Set down the records word for word, beginning with their first line and stopping after the line that contains "wind-arrow <box>401 614 431 634</box>".

--- Entries drawn from a collection ---
====
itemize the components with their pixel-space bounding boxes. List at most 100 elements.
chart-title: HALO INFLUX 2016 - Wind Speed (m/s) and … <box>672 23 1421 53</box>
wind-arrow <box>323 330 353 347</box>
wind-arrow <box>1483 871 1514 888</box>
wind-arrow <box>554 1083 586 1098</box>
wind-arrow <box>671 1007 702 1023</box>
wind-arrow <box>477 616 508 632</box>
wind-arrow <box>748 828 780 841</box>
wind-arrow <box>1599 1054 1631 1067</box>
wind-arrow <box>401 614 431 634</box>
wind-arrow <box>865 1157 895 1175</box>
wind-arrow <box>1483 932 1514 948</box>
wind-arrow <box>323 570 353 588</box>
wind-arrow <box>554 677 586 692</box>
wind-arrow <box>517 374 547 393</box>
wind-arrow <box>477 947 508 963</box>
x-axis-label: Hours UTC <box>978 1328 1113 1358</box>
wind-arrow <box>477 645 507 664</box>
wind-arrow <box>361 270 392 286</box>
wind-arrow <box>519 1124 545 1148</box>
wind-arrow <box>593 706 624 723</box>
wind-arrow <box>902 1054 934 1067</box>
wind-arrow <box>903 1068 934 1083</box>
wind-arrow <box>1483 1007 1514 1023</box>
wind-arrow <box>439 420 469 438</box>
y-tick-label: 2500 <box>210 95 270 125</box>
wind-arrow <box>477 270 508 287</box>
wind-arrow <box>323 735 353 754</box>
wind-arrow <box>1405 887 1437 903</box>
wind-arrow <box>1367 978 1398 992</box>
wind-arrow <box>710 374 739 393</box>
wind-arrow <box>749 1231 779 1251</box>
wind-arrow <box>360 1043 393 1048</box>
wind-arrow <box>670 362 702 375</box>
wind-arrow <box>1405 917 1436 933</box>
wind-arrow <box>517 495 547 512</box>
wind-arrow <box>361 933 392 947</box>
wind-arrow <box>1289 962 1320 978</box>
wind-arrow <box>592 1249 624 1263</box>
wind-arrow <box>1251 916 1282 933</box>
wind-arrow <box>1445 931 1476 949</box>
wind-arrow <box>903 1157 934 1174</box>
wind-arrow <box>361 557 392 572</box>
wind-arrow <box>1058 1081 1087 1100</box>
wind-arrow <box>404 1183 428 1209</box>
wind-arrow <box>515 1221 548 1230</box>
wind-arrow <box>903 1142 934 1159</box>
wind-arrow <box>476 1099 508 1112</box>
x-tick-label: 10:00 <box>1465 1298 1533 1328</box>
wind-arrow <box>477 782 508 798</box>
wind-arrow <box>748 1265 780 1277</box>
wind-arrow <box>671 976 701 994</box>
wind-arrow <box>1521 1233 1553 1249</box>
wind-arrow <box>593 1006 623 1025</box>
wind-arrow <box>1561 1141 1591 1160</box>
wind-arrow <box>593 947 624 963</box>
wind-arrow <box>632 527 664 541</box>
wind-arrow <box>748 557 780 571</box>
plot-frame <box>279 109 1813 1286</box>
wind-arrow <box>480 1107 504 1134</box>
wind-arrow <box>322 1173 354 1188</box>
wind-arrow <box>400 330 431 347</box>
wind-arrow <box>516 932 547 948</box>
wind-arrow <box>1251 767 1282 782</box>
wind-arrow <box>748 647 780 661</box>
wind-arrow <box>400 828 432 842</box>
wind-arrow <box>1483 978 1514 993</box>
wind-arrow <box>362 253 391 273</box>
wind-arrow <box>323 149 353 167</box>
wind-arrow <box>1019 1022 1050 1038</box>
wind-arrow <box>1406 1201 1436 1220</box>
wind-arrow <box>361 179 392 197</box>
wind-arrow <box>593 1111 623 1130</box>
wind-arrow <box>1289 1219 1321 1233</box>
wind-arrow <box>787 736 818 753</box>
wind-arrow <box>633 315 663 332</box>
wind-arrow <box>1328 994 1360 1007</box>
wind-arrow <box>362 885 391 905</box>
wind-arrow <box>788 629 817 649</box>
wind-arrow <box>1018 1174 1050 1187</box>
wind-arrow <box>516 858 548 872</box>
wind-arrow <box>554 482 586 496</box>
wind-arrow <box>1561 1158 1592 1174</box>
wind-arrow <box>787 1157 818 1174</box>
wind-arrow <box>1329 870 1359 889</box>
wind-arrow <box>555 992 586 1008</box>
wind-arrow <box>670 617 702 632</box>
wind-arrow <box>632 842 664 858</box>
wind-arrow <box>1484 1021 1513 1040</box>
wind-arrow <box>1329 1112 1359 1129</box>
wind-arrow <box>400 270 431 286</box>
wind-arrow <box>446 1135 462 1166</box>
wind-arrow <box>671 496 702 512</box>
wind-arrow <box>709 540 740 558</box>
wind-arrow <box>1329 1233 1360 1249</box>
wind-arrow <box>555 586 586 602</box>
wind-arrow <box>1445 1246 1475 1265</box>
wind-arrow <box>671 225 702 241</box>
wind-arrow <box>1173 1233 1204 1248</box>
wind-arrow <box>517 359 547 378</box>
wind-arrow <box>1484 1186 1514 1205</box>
====
--- Solution to this task ---
itemize the components with their pixel-space bounding boxes. List at most 100 elements.
chart-title: HALO INFLUX 2016 - Wind Speed (m/s) and … <box>672 23 1421 53</box>
wind-arrow <box>323 330 353 347</box>
wind-arrow <box>1483 871 1514 888</box>
wind-arrow <box>554 1083 586 1098</box>
wind-arrow <box>671 1007 702 1023</box>
wind-arrow <box>477 616 508 632</box>
wind-arrow <box>748 828 780 841</box>
wind-arrow <box>1599 1054 1631 1067</box>
wind-arrow <box>401 614 431 634</box>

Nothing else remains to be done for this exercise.